▸ Given records:
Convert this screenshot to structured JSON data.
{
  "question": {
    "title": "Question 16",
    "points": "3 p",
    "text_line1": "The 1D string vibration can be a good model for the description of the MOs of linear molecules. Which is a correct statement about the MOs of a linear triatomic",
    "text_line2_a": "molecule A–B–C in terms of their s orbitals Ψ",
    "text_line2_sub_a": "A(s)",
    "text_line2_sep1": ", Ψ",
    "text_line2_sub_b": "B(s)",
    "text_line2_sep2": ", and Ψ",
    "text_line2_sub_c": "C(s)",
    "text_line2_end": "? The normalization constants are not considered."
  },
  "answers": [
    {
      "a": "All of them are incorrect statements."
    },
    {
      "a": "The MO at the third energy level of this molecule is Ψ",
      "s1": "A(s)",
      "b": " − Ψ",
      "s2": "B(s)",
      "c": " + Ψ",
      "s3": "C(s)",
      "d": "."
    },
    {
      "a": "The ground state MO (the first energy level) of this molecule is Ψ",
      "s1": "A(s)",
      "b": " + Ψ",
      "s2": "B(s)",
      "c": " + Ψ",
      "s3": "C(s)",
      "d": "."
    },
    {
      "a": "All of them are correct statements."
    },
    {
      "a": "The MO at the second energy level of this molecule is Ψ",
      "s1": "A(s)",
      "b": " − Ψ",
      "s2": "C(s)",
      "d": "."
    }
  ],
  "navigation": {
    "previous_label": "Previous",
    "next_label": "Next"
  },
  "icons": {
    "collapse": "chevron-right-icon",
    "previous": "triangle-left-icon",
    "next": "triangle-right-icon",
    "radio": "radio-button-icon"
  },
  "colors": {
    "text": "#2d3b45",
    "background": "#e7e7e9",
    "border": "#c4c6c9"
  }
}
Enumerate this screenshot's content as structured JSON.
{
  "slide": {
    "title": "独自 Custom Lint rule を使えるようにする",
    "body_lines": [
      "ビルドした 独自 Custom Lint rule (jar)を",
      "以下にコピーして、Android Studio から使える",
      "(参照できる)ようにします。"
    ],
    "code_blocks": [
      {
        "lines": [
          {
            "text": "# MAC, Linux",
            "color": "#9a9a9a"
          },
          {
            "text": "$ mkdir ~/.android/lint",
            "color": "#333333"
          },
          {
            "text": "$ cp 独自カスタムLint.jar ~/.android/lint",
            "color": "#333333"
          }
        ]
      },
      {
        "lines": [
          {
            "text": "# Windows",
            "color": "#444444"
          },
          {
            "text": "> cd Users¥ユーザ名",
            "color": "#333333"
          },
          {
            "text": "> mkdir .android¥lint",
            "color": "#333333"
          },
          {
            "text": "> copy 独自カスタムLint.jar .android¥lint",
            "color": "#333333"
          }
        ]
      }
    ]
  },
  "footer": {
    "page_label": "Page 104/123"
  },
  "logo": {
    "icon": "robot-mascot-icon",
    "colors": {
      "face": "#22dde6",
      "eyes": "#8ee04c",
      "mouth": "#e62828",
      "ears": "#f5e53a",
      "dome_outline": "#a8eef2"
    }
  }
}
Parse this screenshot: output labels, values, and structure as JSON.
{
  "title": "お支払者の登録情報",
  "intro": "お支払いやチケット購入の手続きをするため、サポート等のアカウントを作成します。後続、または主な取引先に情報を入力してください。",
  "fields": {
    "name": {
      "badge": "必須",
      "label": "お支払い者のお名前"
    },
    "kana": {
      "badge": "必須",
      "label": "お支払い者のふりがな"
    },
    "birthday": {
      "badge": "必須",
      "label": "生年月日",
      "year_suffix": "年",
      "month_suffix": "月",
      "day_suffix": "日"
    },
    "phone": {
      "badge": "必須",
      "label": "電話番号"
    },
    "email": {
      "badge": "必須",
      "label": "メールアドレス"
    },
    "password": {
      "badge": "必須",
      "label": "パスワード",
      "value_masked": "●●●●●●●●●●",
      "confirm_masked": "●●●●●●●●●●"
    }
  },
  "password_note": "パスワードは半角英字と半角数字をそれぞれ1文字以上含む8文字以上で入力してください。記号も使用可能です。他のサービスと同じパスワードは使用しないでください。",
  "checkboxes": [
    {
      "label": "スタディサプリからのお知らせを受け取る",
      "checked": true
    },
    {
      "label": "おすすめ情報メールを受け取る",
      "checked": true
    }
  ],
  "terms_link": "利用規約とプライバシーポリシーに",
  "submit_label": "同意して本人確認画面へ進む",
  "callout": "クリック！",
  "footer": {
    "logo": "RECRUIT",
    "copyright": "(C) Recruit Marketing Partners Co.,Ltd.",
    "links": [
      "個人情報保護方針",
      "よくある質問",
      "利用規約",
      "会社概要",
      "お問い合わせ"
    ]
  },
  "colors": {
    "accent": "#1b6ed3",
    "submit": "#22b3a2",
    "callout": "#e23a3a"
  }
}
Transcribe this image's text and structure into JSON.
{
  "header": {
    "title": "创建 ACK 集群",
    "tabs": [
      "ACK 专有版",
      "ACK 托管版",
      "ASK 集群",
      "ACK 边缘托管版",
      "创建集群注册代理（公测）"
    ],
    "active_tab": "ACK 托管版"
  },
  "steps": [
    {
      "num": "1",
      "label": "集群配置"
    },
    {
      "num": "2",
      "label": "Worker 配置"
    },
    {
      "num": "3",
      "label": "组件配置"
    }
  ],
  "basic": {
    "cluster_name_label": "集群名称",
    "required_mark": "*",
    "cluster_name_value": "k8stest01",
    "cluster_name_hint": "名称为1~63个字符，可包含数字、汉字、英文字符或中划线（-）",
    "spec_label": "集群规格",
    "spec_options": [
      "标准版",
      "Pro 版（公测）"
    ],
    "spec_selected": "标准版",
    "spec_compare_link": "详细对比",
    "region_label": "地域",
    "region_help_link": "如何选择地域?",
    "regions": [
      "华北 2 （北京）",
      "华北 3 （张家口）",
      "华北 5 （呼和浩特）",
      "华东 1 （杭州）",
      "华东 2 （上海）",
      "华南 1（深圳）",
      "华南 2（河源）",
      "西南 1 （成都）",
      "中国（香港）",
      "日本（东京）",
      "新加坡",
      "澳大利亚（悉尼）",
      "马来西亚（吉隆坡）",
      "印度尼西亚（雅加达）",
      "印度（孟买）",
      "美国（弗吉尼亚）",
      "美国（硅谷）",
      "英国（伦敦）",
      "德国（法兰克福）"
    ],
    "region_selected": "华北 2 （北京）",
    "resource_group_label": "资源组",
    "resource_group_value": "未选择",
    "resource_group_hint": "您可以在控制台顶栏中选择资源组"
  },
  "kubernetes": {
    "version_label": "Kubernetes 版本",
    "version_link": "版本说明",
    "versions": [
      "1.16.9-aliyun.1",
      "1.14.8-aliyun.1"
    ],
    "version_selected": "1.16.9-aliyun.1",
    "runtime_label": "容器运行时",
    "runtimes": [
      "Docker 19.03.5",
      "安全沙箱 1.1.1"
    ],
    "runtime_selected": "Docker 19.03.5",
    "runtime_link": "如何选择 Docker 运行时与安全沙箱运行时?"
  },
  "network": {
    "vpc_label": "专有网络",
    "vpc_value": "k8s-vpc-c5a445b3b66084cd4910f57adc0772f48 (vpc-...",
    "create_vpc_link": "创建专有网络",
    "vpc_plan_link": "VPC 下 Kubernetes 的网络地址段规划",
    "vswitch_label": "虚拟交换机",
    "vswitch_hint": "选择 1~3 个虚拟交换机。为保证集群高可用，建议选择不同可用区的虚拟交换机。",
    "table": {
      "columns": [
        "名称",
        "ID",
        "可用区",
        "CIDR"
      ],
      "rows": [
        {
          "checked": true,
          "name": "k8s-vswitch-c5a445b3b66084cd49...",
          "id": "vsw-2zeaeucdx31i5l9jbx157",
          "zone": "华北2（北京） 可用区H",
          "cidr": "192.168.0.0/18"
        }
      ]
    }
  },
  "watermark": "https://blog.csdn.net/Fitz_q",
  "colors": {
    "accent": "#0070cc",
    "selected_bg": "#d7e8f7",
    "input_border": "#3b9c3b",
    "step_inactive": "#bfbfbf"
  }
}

▸ What this task involves: Collect the lines that hold "triangle".

▸ Solution to this problem:
    "previous": "triangle-left-icon",
    "next": "triangle-right-icon",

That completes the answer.